Within the material below, find each line bearing the word "this" and present it.

» GIVEN RECORDS
****

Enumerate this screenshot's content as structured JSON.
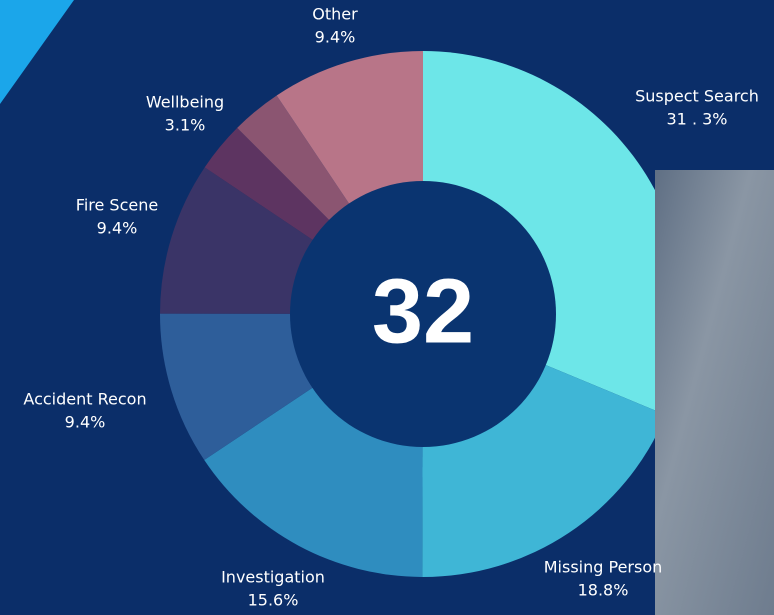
{
  "chart_data": {
    "type": "donut",
    "center_label": "32",
    "categories": [
      "Suspect Search",
      "Missing Person",
      "Investigation",
      "Accident Recon",
      "Fire Scene",
      "Wellbeing",
      null,
      "Other"
    ],
    "values": [
      31.3,
      18.8,
      15.6,
      9.4,
      9.4,
      3.1,
      3.1,
      9.4
    ],
    "value_labels": [
      "31 . 3%",
      "18.8%",
      "15.6%",
      "9.4%",
      "9.4%",
      "3.1%",
      null,
      "9.4%"
    ],
    "colors": [
      "#6de6e8",
      "#3fb6d6",
      "#2f8dbf",
      "#2e5e9a",
      "#3a3467",
      "#5d3461",
      "#8b5571",
      "#b87588"
    ]
  }
}
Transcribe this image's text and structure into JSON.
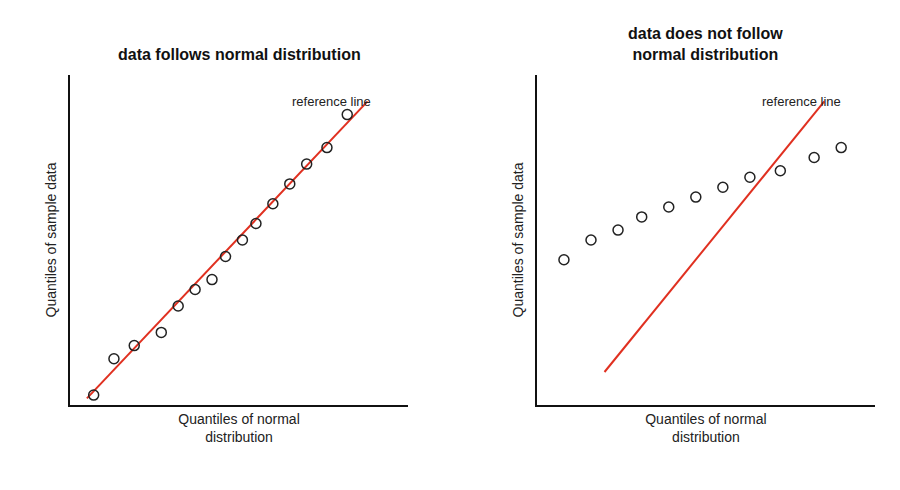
{
  "chart_data": [
    {
      "type": "scatter",
      "title": "data follows normal distribution",
      "xlabel": "Quantiles of normal\ndistribution",
      "ylabel": "Quantiles of sample data",
      "xlim": [
        0,
        1
      ],
      "ylim": [
        0,
        1
      ],
      "xticks": [],
      "yticks": [],
      "tick_labels": false,
      "grid": false,
      "series": [
        {
          "type": "line",
          "color": "#e03020",
          "line_style": "solid",
          "x": [
            0.05,
            0.88
          ],
          "values": [
            0.02,
            0.92
          ]
        },
        {
          "type": "scatter",
          "color": "#222222",
          "marker": "circle-open",
          "x": [
            0.07,
            0.13,
            0.19,
            0.27,
            0.32,
            0.37,
            0.42,
            0.46,
            0.51,
            0.55,
            0.6,
            0.65,
            0.7,
            0.76,
            0.82
          ],
          "values": [
            0.03,
            0.14,
            0.18,
            0.22,
            0.3,
            0.35,
            0.38,
            0.45,
            0.5,
            0.55,
            0.61,
            0.67,
            0.73,
            0.78,
            0.88
          ]
        }
      ],
      "annotations": [
        {
          "text": "reference line",
          "x": 0.65,
          "y": 0.92
        }
      ]
    },
    {
      "type": "scatter",
      "title": "data does not follow\nnormal distribution",
      "xlabel": "Quantiles of normal\ndistribution",
      "ylabel": "Quantiles of sample data",
      "xlim": [
        0,
        1
      ],
      "ylim": [
        0,
        1
      ],
      "xticks": [],
      "yticks": [],
      "tick_labels": false,
      "grid": false,
      "series": [
        {
          "type": "line",
          "color": "#e03020",
          "line_style": "solid",
          "x": [
            0.2,
            0.85
          ],
          "values": [
            0.1,
            0.92
          ]
        },
        {
          "type": "scatter",
          "color": "#222222",
          "marker": "circle-open",
          "x": [
            0.08,
            0.16,
            0.24,
            0.31,
            0.39,
            0.47,
            0.55,
            0.63,
            0.72,
            0.82,
            0.9
          ],
          "values": [
            0.44,
            0.5,
            0.53,
            0.57,
            0.6,
            0.63,
            0.66,
            0.69,
            0.71,
            0.75,
            0.78
          ]
        }
      ],
      "annotations": [
        {
          "text": "reference line",
          "x": 0.66,
          "y": 0.92
        }
      ]
    }
  ]
}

****

» WORKED SOLUTION
Enumerate this screenshot's content as structured JSON.
Transcribe this image's text and structure into JSON.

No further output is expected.